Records
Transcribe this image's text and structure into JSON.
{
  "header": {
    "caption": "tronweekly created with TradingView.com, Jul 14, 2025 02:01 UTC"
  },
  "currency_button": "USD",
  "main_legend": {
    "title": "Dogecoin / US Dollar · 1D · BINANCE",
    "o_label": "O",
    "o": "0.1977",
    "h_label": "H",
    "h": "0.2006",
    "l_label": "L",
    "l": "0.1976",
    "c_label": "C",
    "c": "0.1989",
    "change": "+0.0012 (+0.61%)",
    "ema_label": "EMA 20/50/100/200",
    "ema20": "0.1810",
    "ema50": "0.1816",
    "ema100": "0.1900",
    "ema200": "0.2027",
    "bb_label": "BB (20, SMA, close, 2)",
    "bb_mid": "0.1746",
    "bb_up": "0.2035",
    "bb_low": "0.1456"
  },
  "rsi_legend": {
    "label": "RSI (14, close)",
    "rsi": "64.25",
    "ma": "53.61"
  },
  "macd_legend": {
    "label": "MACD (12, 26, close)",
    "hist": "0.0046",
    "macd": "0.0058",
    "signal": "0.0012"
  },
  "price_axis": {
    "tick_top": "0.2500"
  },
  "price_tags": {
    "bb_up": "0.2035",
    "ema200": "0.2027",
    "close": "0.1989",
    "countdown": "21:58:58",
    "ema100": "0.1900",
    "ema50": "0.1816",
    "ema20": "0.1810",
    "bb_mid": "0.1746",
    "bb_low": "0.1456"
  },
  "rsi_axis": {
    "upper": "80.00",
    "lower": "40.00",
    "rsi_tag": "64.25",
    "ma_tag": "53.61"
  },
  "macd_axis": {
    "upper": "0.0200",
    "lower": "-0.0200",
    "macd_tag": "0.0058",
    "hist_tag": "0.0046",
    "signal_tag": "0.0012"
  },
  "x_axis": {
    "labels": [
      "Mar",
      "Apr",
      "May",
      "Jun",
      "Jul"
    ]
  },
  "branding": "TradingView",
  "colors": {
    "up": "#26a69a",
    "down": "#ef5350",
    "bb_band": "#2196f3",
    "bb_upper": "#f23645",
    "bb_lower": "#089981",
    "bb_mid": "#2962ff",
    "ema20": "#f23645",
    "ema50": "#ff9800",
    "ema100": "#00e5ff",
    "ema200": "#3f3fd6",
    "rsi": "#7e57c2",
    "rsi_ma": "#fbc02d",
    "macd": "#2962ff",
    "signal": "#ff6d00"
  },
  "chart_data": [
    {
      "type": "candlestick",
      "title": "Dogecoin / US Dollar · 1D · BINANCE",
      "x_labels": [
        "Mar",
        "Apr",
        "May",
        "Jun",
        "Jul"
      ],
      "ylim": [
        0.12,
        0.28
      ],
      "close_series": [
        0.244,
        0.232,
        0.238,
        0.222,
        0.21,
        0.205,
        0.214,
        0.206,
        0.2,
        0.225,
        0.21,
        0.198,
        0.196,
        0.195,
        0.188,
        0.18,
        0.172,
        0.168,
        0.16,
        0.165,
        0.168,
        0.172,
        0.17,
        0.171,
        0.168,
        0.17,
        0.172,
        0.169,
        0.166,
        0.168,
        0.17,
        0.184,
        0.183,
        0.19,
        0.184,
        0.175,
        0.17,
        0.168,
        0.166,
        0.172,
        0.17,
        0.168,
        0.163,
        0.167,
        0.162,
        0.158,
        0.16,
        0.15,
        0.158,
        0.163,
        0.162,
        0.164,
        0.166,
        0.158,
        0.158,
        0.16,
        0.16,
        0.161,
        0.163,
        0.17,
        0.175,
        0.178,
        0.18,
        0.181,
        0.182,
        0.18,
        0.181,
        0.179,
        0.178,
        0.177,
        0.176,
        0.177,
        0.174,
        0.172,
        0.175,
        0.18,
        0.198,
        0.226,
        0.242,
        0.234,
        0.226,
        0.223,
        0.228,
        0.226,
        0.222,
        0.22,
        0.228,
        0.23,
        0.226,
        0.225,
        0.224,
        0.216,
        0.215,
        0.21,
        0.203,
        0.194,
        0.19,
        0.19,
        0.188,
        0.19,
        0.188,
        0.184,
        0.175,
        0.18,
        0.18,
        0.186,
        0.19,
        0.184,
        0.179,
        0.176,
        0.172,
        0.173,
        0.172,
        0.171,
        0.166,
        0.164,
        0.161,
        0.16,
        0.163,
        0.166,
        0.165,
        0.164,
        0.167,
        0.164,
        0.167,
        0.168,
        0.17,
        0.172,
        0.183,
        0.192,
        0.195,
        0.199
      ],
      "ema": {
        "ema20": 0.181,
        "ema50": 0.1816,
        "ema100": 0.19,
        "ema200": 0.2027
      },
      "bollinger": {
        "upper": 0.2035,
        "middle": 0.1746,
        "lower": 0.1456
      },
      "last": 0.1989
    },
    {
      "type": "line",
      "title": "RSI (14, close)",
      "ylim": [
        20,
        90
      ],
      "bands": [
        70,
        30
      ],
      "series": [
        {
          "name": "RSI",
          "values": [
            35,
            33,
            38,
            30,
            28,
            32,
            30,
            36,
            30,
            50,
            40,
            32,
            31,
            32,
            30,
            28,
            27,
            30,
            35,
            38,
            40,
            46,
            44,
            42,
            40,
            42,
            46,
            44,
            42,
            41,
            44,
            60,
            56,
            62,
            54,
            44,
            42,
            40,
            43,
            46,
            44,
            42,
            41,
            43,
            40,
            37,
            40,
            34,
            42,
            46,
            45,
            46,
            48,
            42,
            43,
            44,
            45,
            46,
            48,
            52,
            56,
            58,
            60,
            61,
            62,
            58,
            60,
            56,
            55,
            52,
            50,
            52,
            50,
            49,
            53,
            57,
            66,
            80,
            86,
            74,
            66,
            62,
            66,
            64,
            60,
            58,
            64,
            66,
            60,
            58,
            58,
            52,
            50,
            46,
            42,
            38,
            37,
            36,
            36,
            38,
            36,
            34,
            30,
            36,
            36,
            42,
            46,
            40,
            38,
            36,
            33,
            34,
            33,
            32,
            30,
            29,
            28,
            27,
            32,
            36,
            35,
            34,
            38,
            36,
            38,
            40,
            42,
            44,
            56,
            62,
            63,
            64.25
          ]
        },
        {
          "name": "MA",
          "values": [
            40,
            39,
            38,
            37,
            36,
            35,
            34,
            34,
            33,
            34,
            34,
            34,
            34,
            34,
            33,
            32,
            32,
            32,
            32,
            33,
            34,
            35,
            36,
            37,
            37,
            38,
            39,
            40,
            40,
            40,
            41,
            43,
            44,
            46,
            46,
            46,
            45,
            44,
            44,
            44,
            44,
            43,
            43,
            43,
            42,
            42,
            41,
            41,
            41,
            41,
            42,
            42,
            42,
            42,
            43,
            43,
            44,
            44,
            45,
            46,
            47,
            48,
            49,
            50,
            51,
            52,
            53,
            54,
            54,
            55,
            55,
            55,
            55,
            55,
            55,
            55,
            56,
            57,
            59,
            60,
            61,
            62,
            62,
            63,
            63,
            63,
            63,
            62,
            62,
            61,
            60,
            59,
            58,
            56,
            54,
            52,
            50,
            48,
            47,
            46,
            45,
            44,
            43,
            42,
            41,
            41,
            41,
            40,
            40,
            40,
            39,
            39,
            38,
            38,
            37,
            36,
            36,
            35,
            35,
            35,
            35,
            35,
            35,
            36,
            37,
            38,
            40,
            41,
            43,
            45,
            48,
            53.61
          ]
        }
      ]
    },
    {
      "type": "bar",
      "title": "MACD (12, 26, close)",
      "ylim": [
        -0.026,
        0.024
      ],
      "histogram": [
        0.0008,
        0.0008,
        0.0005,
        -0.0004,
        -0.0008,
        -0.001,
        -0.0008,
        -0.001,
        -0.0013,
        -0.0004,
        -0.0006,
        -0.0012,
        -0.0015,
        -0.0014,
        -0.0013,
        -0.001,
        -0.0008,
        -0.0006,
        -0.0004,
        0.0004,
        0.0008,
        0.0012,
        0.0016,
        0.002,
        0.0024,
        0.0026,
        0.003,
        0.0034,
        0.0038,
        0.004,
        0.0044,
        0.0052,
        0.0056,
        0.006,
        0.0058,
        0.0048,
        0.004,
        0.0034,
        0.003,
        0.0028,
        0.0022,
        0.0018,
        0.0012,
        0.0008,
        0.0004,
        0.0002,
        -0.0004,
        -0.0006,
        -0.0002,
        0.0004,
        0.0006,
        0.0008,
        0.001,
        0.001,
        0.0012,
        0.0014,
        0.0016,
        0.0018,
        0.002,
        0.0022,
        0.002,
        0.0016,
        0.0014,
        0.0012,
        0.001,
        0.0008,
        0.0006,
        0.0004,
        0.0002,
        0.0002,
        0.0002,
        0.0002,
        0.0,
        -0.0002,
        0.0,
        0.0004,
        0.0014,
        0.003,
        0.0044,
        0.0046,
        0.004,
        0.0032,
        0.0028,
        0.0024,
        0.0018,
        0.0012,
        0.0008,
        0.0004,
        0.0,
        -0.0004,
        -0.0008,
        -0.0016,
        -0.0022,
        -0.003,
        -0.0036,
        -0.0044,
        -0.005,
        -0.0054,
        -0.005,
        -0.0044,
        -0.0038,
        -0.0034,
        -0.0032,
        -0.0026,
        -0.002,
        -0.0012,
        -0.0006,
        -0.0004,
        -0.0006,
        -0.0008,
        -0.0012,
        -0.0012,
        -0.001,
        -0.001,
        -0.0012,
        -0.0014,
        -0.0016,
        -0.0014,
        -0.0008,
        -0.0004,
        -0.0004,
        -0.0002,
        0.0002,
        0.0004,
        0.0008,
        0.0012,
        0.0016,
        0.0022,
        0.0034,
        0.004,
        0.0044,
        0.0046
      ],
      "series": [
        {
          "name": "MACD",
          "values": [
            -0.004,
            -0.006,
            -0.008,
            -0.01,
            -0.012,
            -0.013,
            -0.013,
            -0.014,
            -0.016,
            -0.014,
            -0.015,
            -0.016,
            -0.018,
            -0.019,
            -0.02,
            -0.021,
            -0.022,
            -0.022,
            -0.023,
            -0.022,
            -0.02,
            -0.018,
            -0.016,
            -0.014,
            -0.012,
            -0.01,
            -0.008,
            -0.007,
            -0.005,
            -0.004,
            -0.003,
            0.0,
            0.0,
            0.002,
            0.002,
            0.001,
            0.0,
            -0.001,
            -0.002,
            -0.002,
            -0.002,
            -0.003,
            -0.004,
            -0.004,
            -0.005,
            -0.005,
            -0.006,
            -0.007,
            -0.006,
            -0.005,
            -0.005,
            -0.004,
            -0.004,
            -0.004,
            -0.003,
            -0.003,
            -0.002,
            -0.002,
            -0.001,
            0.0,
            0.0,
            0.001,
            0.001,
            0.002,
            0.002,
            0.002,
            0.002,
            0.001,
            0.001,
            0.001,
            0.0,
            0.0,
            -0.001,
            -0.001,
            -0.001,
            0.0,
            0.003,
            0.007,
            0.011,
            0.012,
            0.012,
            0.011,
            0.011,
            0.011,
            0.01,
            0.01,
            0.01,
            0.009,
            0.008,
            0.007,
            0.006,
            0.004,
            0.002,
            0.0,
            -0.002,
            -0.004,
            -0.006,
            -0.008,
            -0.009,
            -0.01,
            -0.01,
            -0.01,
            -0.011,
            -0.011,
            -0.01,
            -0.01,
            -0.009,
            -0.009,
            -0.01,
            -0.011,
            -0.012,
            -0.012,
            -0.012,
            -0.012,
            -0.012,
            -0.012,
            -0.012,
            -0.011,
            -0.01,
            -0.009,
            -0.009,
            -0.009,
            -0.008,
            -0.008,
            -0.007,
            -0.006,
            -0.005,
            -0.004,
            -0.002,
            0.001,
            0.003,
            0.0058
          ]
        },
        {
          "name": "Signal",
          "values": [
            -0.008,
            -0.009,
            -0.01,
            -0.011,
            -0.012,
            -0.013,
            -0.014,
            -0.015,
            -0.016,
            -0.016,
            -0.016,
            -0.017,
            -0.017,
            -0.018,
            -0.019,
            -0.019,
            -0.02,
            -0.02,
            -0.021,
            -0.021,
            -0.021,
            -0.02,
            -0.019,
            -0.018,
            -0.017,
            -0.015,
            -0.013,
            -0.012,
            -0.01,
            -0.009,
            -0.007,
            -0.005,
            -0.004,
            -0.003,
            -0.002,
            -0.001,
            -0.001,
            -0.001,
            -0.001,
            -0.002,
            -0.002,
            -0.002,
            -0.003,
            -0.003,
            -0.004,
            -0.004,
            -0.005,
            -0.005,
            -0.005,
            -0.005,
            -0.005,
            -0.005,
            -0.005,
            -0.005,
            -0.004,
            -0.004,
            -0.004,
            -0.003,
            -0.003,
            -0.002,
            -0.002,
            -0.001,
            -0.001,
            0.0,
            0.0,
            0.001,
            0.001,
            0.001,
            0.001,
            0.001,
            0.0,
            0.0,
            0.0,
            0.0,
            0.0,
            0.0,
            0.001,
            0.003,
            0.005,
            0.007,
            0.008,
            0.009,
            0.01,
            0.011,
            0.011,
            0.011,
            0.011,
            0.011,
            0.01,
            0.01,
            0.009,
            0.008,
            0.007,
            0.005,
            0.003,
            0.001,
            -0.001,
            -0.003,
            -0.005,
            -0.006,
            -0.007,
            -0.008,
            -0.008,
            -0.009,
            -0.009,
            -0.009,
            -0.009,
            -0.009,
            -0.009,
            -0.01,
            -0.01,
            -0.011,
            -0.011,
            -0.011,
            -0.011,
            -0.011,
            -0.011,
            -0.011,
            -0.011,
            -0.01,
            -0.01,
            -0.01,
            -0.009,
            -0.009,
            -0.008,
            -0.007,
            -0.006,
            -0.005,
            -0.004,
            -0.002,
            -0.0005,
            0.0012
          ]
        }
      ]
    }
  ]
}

GOAL: Provide only the number of lines in the records containing the string "BINANCE".

ANSWER FOR THIS EXERCISE: 2